Record list start
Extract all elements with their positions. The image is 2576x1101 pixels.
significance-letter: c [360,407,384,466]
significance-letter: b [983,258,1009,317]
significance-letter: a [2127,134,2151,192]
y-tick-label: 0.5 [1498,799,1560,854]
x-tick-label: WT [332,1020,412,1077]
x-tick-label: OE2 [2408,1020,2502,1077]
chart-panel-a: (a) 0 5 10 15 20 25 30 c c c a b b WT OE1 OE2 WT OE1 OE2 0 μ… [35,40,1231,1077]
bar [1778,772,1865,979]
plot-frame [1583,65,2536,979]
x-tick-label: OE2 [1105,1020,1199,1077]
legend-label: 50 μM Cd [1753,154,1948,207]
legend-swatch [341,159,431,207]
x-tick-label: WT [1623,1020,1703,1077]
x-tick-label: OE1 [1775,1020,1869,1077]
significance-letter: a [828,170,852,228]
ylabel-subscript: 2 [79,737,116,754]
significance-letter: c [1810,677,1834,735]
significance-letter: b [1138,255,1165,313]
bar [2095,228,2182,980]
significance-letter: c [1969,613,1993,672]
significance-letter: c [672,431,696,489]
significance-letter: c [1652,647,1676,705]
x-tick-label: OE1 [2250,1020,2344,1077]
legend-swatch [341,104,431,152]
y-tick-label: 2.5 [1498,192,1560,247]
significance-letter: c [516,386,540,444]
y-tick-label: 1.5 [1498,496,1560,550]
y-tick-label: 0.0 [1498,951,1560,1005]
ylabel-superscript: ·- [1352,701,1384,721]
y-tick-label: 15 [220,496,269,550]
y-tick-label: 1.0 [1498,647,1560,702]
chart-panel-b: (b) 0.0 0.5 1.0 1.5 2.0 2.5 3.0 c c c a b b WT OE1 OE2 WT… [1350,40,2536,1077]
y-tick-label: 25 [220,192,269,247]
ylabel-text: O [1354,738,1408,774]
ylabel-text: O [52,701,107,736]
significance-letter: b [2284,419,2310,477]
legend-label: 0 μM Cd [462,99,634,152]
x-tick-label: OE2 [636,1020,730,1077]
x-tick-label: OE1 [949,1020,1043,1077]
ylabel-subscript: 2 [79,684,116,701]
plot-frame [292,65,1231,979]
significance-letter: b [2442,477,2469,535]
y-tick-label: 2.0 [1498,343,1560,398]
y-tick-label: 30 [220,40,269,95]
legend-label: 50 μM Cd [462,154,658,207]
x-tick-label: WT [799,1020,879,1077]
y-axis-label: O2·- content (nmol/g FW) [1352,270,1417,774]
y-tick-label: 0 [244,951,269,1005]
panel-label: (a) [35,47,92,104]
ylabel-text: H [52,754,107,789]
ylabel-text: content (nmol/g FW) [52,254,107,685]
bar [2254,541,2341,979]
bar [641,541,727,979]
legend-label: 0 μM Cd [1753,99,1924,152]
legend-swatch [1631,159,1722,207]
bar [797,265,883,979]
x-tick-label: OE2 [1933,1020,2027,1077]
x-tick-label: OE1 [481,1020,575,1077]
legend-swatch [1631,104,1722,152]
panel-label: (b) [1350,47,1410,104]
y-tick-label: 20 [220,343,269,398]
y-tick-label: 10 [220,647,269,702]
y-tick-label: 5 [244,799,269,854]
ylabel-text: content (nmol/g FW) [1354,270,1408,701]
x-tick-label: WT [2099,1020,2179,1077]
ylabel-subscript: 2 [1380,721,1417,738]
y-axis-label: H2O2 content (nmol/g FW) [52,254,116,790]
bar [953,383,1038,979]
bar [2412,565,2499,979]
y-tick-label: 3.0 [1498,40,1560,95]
Record list end
Task requirements:
Rewrite all lines of the listing above as a numbered list, leaving out any blank lines.

Task solution:
1. Extract all elements with their positions. The image is 2576x1101 pixels.
2. significance-letter: c [360,407,384,466]
3. significance-letter: b [983,258,1009,317]
4. significance-letter: a [2127,134,2151,192]
5. y-tick-label: 0.5 [1498,799,1560,854]
6. x-tick-label: WT [332,1020,412,1077]
7. x-tick-label: OE2 [2408,1020,2502,1077]
8. chart-panel-a: (a) 0 5 10 15 20 25 30 c c c a b b WT OE1 OE2 WT OE1 OE2 0 μ… [35,40,1231,1077]
9. bar [1778,772,1865,979]
10. plot-frame [1583,65,2536,979]
11. x-tick-label: OE2 [1105,1020,1199,1077]
12. legend-label: 50 μM Cd [1753,154,1948,207]
13. legend-swatch [341,159,431,207]
14. x-tick-label: WT [1623,1020,1703,1077]
15. x-tick-label: OE1 [1775,1020,1869,1077]
16. significance-letter: a [828,170,852,228]
17. ylabel-subscript: 2 [79,737,116,754]
18. significance-letter: c [1810,677,1834,735]
19. significance-letter: b [1138,255,1165,313]
20. bar [2095,228,2182,980]
21. significance-letter: c [1969,613,1993,672]
22. significance-letter: c [672,431,696,489]
23. significance-letter: c [1652,647,1676,705]
24. x-tick-label: OE1 [2250,1020,2344,1077]
25. legend-swatch [341,104,431,152]
26. y-tick-label: 2.5 [1498,192,1560,247]
27. significance-letter: c [516,386,540,444]
28. y-tick-label: 1.5 [1498,496,1560,550]
29. y-tick-label: 0.0 [1498,951,1560,1005]
30. ylabel-superscript: ·- [1352,701,1384,721]
31. y-tick-label: 15 [220,496,269,550]
32. y-tick-label: 1.0 [1498,647,1560,702]
33. chart-panel-b: (b) 0.0 0.5 1.0 1.5 2.0 2.5 3.0 c c c a b b WT OE1 OE2 WT… [1350,40,2536,1077]
34. y-tick-label: 25 [220,192,269,247]
35. ylabel-text: O [1354,738,1408,774]
36. ylabel-text: O [52,701,107,736]
37. significance-letter: b [2284,419,2310,477]
38. legend-label: 0 μM Cd [462,99,634,152]
39. x-tick-label: OE2 [636,1020,730,1077]
40. x-tick-label: OE1 [949,1020,1043,1077]
41. ylabel-subscript: 2 [79,684,116,701]
42. plot-frame [292,65,1231,979]
43. significance-letter: b [2442,477,2469,535]
44. y-tick-label: 2.0 [1498,343,1560,398]
45. y-tick-label: 30 [220,40,269,95]
46. legend-label: 50 μM Cd [462,154,658,207]
47. x-tick-label: WT [799,1020,879,1077]
48. y-axis-label: O2·- content (nmol/g FW) [1352,270,1417,774]
49. y-tick-label: 0 [244,951,269,1005]
50. panel-label: (a) [35,47,92,104]
51. ylabel-text: H [52,754,107,789]
52. ylabel-text: content (nmol/g FW) [52,254,107,685]
53. bar [2254,541,2341,979]
54. bar [641,541,727,979]
55. legend-label: 0 μM Cd [1753,99,1924,152]
56. legend-swatch [1631,159,1722,207]
57. bar [797,265,883,979]
58. x-tick-label: OE2 [1933,1020,2027,1077]
59. x-tick-label: OE1 [481,1020,575,1077]
60. legend-swatch [1631,104,1722,152]
61. panel-label: (b) [1350,47,1410,104]
62. y-tick-label: 20 [220,343,269,398]
63. y-tick-label: 10 [220,647,269,702]
64. y-tick-label: 5 [244,799,269,854]
65. ylabel-text: content (nmol/g FW) [1354,270,1408,701]
66. x-tick-label: WT [2099,1020,2179,1077]
67. ylabel-subscript: 2 [1380,721,1417,738]
68. y-axis-label: H2O2 content (nmol/g FW) [52,254,116,790]
69. bar [953,383,1038,979]
70. bar [2412,565,2499,979]
71. y-tick-label: 3.0 [1498,40,1560,95]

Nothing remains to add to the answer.